— start Exercise material —

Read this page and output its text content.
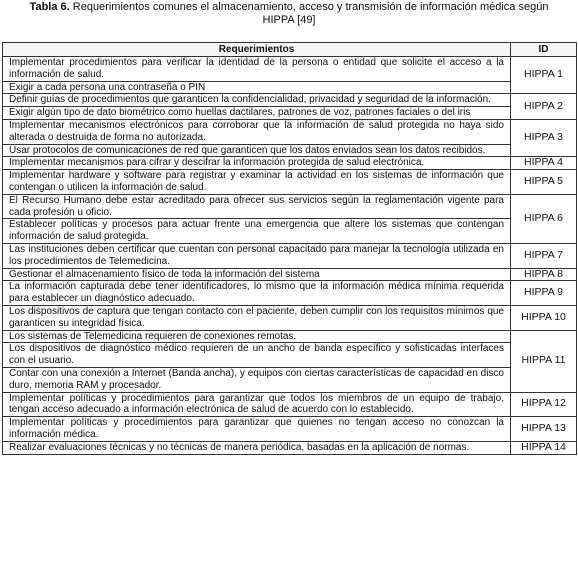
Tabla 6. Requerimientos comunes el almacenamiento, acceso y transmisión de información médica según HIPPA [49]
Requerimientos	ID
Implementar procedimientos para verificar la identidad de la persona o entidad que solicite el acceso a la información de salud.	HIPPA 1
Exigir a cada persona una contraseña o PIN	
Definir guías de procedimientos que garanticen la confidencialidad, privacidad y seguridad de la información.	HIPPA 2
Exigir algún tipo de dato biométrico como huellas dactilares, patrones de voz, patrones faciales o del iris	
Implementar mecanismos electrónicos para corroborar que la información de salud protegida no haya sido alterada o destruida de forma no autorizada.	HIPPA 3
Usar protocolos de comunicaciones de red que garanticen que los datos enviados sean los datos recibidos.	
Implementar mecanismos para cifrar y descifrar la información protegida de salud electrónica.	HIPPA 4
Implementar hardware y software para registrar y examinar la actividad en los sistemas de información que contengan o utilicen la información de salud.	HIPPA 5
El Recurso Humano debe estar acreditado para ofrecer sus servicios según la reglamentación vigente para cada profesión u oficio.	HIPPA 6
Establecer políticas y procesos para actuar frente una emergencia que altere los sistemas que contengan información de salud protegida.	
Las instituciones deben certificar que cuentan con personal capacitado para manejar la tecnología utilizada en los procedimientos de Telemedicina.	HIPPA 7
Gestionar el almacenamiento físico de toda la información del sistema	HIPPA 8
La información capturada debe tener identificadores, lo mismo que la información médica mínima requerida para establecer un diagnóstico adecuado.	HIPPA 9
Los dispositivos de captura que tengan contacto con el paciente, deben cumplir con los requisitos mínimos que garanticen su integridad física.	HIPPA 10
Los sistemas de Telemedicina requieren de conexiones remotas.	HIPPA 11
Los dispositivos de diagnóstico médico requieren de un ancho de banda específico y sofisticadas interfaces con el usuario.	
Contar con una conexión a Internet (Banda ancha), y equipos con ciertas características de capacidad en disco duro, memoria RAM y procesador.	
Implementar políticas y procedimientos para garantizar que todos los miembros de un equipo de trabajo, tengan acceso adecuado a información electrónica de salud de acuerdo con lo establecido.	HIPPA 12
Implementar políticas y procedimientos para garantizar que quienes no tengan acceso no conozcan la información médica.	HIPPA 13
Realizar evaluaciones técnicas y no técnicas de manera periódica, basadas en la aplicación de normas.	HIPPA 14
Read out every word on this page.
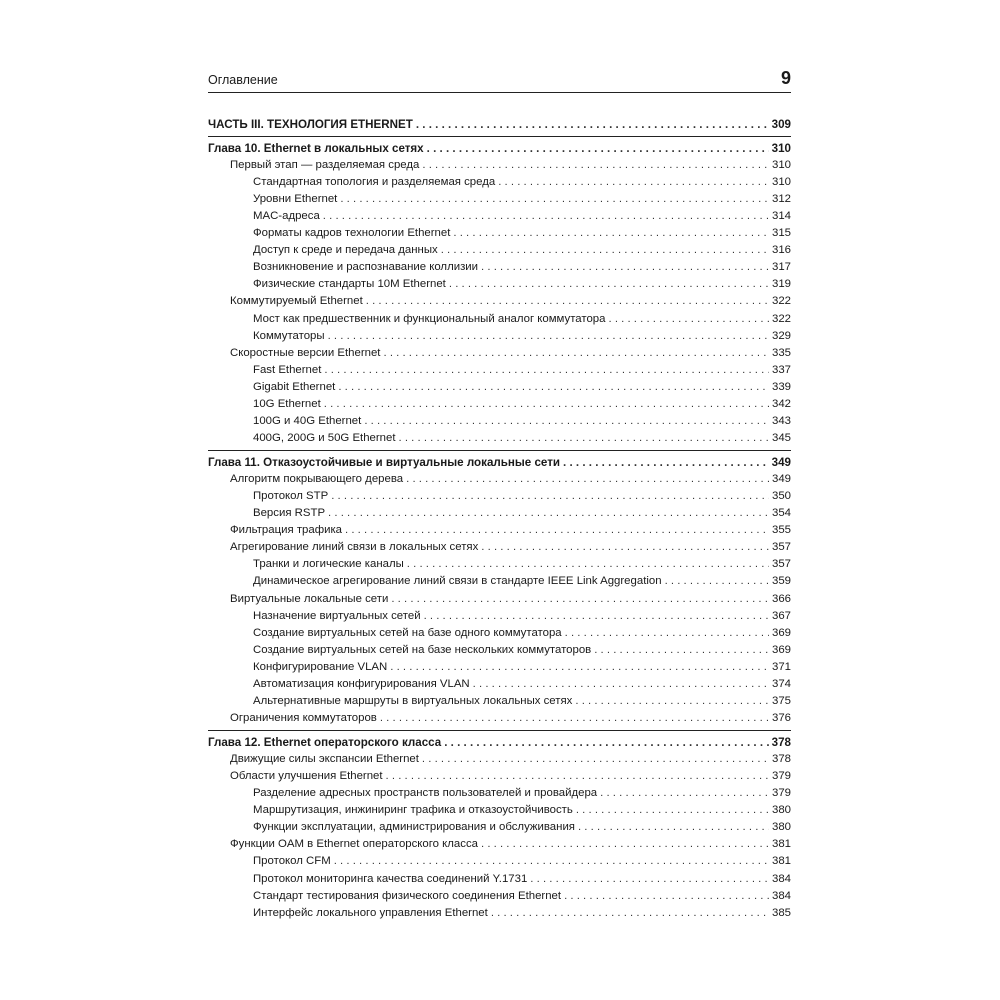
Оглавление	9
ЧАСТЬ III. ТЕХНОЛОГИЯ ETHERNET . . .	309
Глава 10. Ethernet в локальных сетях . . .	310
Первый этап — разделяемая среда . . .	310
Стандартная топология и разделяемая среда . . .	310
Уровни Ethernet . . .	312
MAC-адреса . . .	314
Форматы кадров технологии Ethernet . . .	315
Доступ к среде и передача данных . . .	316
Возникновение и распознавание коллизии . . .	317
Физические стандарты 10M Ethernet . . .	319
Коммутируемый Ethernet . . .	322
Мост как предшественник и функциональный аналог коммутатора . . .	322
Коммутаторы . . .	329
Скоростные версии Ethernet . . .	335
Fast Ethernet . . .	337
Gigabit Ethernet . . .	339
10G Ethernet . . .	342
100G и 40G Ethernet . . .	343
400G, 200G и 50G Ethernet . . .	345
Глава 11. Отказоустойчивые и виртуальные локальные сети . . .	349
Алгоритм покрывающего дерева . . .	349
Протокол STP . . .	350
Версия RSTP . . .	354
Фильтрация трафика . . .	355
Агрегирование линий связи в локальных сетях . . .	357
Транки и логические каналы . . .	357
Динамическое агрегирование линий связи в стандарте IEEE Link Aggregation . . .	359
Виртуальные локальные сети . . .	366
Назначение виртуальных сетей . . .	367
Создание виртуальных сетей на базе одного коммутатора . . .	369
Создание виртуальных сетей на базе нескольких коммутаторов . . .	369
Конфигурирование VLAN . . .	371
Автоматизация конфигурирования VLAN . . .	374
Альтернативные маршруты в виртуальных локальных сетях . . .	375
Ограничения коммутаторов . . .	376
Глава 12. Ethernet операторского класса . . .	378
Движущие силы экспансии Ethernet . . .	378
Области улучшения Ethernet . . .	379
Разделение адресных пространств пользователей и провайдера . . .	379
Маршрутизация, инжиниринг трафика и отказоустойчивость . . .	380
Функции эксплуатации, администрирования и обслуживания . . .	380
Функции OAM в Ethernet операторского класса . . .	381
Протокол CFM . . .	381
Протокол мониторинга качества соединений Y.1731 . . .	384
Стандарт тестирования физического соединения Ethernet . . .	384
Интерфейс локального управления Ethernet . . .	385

— end Exercise material —
— start Exercise material —

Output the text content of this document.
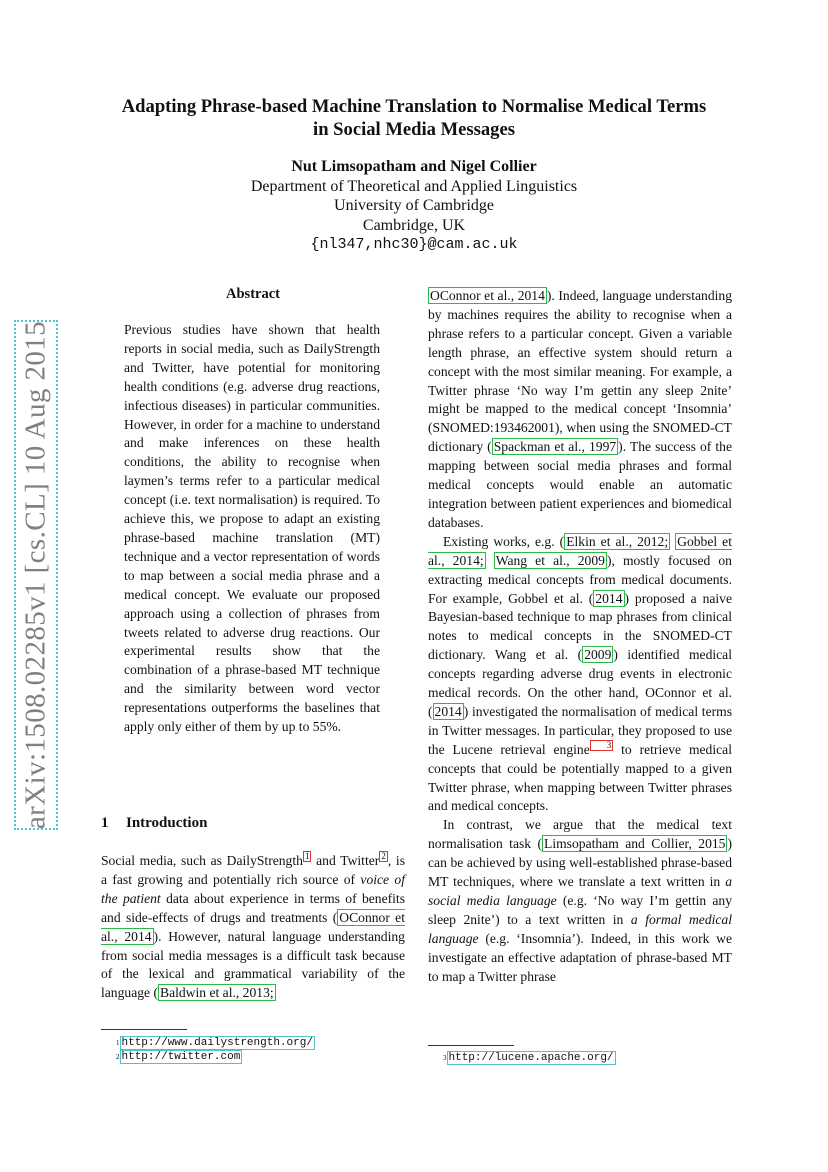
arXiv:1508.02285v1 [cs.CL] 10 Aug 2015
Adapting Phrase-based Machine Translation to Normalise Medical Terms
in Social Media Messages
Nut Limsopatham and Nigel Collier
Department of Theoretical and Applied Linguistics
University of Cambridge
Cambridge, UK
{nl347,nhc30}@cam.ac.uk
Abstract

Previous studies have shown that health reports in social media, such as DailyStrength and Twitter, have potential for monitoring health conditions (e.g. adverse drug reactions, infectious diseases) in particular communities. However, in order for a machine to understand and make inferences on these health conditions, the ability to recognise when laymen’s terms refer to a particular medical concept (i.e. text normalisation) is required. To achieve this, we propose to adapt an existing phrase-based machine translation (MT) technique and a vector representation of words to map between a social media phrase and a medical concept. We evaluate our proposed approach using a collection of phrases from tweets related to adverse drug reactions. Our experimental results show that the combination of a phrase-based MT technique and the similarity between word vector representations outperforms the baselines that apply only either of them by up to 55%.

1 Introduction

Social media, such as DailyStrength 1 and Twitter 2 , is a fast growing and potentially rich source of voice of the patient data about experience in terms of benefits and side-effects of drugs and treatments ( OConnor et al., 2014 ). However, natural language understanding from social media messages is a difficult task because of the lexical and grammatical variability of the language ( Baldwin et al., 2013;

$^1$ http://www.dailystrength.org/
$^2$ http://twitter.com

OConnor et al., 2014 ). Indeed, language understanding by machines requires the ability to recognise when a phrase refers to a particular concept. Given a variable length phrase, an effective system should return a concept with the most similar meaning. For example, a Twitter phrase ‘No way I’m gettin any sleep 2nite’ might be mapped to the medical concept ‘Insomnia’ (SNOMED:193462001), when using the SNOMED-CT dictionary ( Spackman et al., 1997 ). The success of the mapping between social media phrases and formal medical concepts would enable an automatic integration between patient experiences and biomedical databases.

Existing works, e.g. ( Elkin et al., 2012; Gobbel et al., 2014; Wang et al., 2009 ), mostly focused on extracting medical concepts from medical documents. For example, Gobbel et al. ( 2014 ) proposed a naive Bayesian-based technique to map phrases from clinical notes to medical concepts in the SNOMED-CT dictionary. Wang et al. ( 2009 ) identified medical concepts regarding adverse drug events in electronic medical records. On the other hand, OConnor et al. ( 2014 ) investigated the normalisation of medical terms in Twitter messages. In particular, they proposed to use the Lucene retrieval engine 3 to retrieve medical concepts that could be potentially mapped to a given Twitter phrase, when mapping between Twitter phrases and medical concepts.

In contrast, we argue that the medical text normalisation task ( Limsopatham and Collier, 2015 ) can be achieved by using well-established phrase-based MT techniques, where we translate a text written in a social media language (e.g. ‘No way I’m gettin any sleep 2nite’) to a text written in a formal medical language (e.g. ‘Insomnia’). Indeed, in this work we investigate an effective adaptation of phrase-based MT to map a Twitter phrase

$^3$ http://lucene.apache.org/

— end Exercise material —
— start Exercise material —

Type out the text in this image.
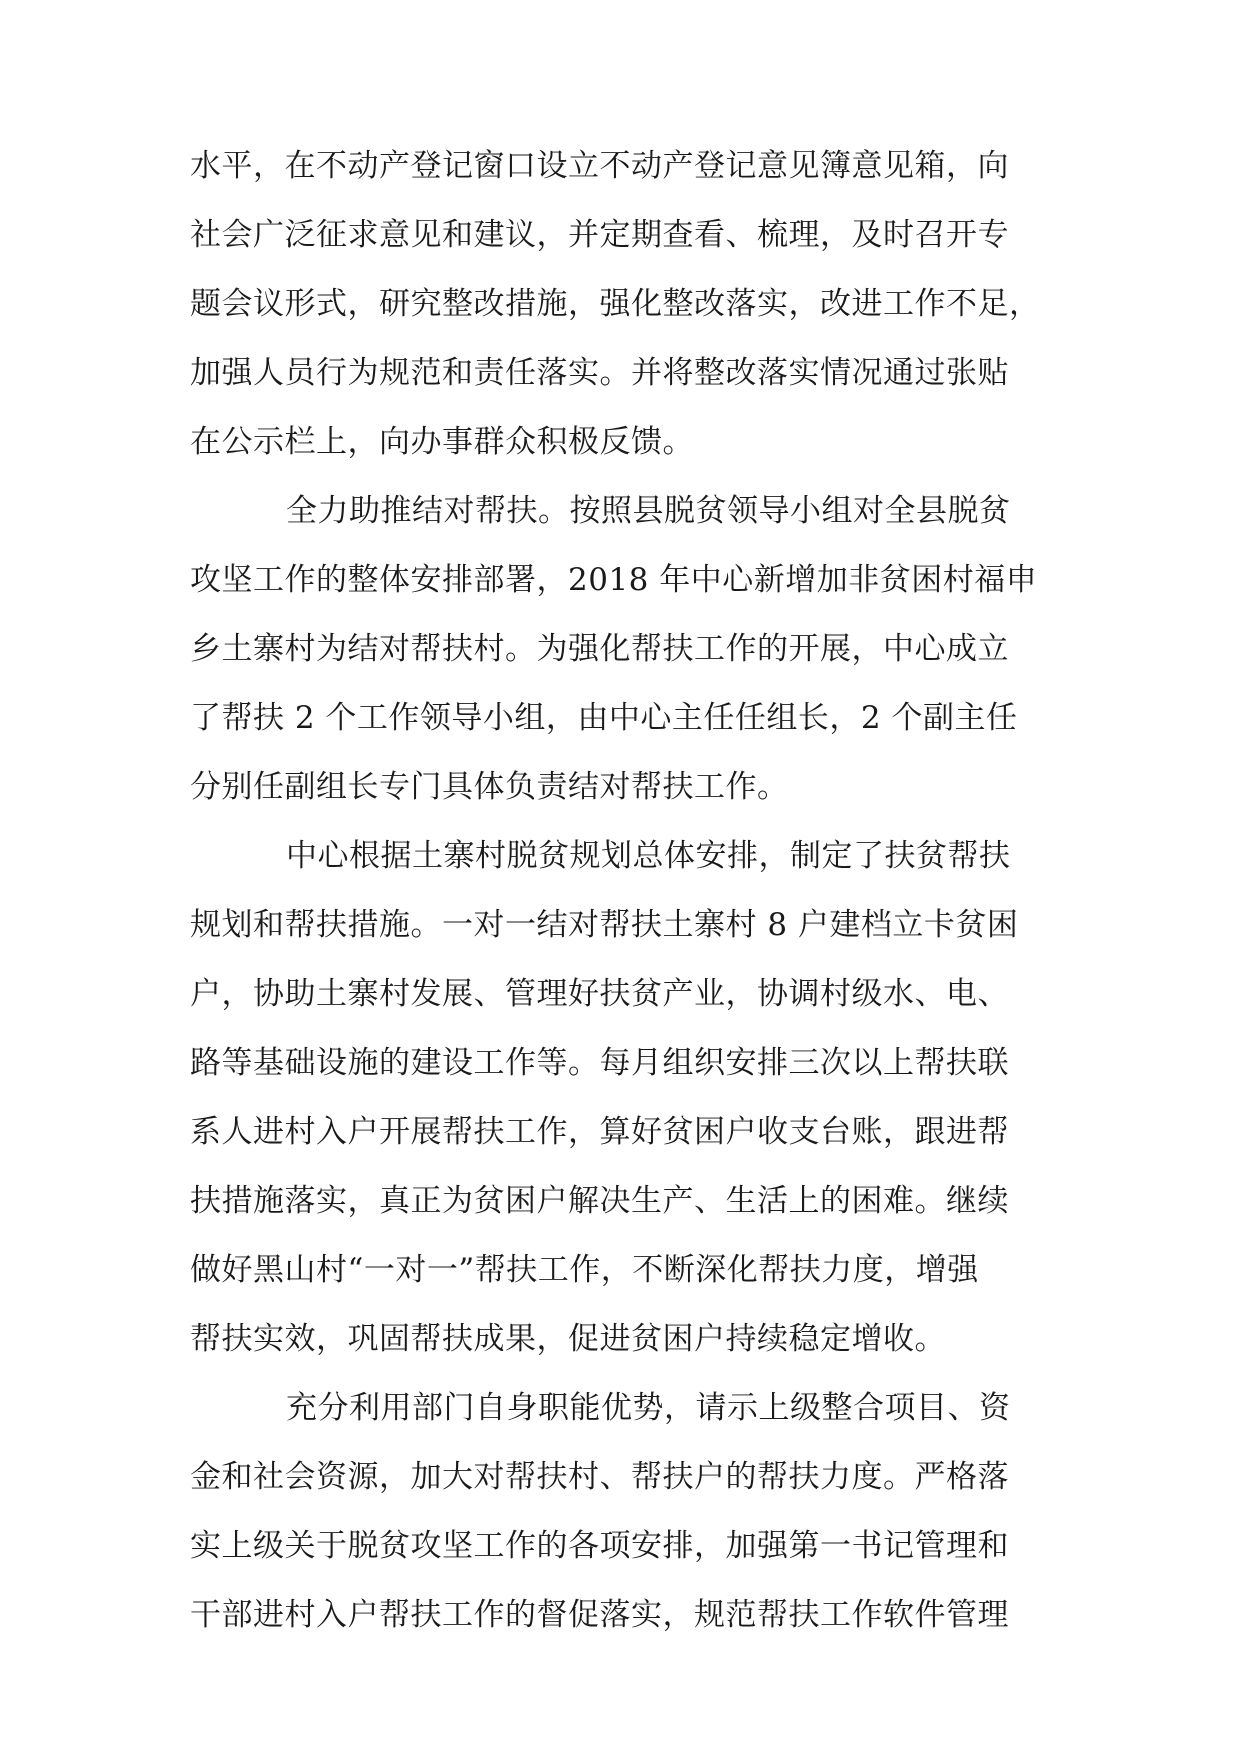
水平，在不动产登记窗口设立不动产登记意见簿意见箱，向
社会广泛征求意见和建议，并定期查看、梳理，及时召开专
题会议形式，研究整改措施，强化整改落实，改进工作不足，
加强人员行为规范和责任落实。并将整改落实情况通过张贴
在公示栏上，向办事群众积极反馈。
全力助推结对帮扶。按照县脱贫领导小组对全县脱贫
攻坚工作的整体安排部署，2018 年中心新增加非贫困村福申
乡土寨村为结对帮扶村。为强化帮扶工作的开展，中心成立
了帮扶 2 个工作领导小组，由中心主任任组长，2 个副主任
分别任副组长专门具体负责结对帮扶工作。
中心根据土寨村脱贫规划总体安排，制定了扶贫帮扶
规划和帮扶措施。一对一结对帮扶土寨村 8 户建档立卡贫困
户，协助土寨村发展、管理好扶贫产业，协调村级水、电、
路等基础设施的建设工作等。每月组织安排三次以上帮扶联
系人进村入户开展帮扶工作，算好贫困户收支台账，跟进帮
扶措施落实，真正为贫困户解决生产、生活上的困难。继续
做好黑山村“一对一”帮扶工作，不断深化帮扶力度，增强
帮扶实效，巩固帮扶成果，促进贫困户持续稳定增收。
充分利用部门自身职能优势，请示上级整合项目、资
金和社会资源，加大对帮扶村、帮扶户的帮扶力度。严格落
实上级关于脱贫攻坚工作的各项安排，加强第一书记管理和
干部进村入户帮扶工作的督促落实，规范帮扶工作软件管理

— end Exercise material —

§ Task statement: Pick out all lines from the data above in which the word "garantizar" appears.

§ Exercise answer:
Implementar políticas y procedimientos para garantizar que todos los miembros de un equipo de trabajo, tengan acceso adecuado a información electrónica de salud de acuerdo con lo establecido.	HIPPA 12
Implementar políticas y procedimientos para garantizar que quienes no tengan acceso no conozcan la información médica.	HIPPA 13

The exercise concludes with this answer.